◆ Aim
Show every line of the records below that contains the word "obywateli".

◆ Record list
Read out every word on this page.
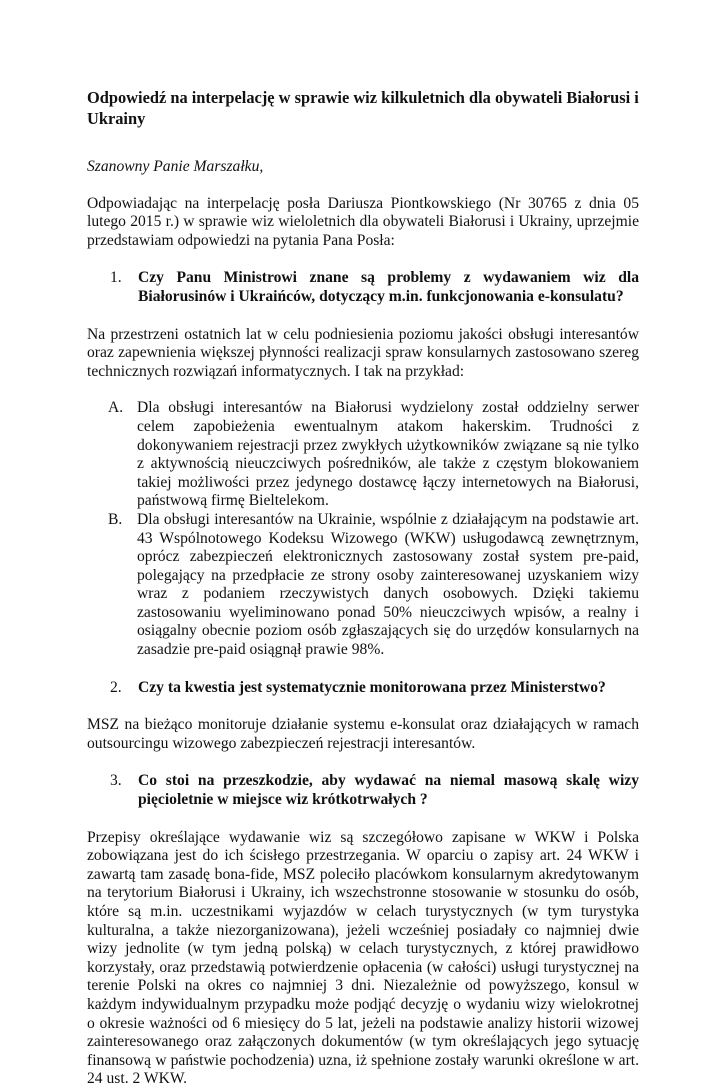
Odpowiedź na interpelację w sprawie wiz kilkuletnich dla obywateli Białorusi i Ukrainy

Szanowny Panie Marszałku,

Odpowiadając na interpelację posła Dariusza Piontkowskiego (Nr 30765 z dnia 05 lutego 2015 r.) w sprawie wiz wieloletnich dla obywateli Białorusi i Ukrainy, uprzejmie przedstawiam odpowiedzi na pytania Pana Posła:

1.	Czy Panu Ministrowi znane są problemy z wydawaniem wiz dla Białorusinów i Ukraińców, dotyczący m.in. funkcjonowania e-konsulatu?

Na przestrzeni ostatnich lat w celu podniesienia poziomu jakości obsługi interesantów oraz zapewnienia większej płynności realizacji spraw konsularnych zastosowano szereg technicznych rozwiązań informatycznych. I tak na przykład:

A. Dla obsługi interesantów na Białorusi wydzielony został oddzielny serwer celem zapobieżenia ewentualnym atakom hakerskim. Trudności z dokonywaniem rejestracji przez zwykłych użytkowników związane są nie tylko z aktywnością nieuczciwych pośredników, ale także z częstym blokowaniem takiej możliwości przez jedynego dostawcę łączy internetowych na Białorusi, państwową firmę Bieltelekom.
B. Dla obsługi interesantów na Ukrainie, wspólnie z działającym na podstawie art. 43 Wspólnotowego Kodeksu Wizowego (WKW) usługodawcą zewnętrznym, oprócz zabezpieczeń elektronicznych zastosowany został system pre-paid, polegający na przedpłacie ze strony osoby zainteresowanej uzyskaniem wizy wraz z podaniem rzeczywistych danych osobowych. Dzięki takiemu zastosowaniu wyeliminowano ponad 50% nieuczciwych wpisów, a realny i osiągalny obecnie poziom osób zgłaszających się do urzędów konsularnych na zasadzie pre-paid osiągnął prawie 98%.
2.	Czy ta kwestia jest systematycznie monitorowana przez Ministerstwo?

MSZ na bieżąco monitoruje działanie systemu e-konsulat oraz działających w ramach outsourcingu wizowego zabezpieczeń rejestracji interesantów.

3.	Co stoi na przeszkodzie, aby wydawać na niemal masową skalę wizy pięcioletnie w miejsce wiz krótkotrwałych ?

Przepisy określające wydawanie wiz są szczegółowo zapisane w WKW i Polska zobowiązana jest do ich ścisłego przestrzegania. W oparciu o zapisy art. 24 WKW i zawartą tam zasadę bona-fide, MSZ poleciło placówkom konsularnym akredytowanym na terytorium Białorusi i Ukrainy, ich wszechstronne stosowanie w stosunku do osób, które są m.in. uczestnikami wyjazdów w celach turystycznych (w tym turystyka kulturalna, a także niezorganizowana), jeżeli wcześniej posiadały co najmniej dwie wizy jednolite (w tym jedną polską) w celach turystycznych, z której prawidłowo korzystały, oraz przedstawią potwierdzenie opłacenia (w całości) usługi turystycznej na terenie Polski na okres co najmniej 3 dni. Niezależnie od powyższego, konsul w każdym indywidualnym przypadku może podjąć decyzję o wydaniu wizy wielokrotnej o okresie ważności od 6 miesięcy do 5 lat, jeżeli na podstawie analizy historii wizowej zainteresowanego oraz załączonych dokumentów (w tym określających jego sytuację finansową w państwie pochodzenia) uzna, iż spełnione zostały warunki określone w art. 24 ust. 2 WKW.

◆ The answer
Odpowiedź na interpelację w sprawie wiz kilkuletnich dla obywateli Białorusi i Ukrainy
Odpowiadając na interpelację posła Dariusza Piontkowskiego (Nr 30765 z dnia 05 lutego 2015 r.) w sprawie wiz wieloletnich dla obywateli Białorusi i Ukrainy, uprzejmie przedstawiam odpowiedzi na pytania Pana Posła:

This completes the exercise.